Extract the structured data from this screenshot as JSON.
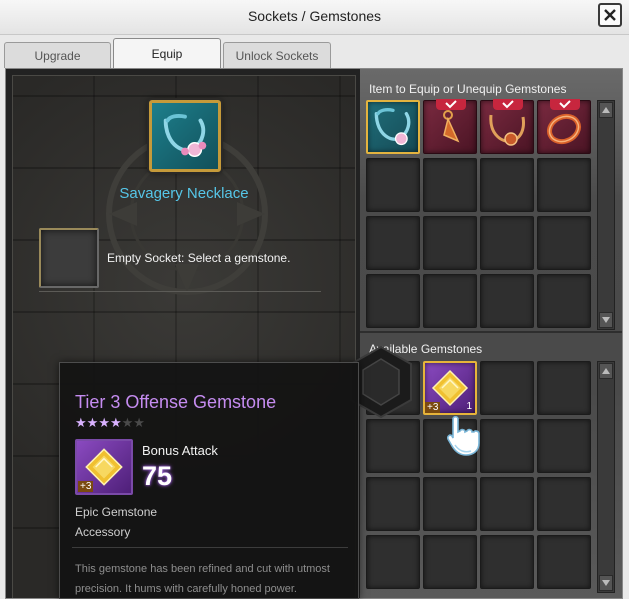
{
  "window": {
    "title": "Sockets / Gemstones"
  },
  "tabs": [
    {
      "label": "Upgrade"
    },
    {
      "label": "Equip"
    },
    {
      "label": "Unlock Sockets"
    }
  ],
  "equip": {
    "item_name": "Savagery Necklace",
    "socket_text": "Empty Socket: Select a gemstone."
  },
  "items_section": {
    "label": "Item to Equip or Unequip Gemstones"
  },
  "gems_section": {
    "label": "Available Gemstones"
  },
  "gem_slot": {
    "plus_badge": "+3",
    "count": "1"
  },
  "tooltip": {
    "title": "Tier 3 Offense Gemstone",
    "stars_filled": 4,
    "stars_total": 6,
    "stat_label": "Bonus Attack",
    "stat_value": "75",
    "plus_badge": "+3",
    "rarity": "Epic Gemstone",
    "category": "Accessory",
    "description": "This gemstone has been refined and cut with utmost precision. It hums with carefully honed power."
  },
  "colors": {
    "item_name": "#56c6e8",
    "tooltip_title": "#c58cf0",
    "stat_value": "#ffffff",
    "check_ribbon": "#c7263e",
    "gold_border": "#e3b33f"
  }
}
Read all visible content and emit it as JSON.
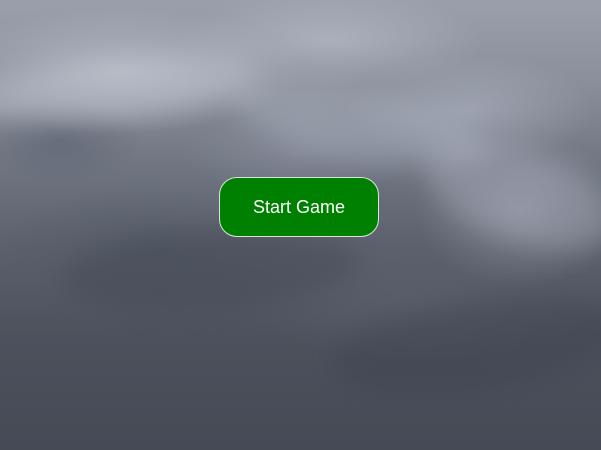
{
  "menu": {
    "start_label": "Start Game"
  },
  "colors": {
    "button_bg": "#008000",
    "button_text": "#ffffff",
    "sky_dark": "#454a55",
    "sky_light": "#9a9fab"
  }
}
=======
Please output exactly the lines from the line containing "Read all visible content and emit it as JSON." through the last line of the records above, both included, and leave out any pictures.

Read all visible content and emit it as JSON.
{
  "menu": {
    "start_label": "Start Game"
  },
  "colors": {
    "button_bg": "#008000",
    "button_text": "#ffffff",
    "sky_dark": "#454a55",
    "sky_light": "#9a9fab"
  }
}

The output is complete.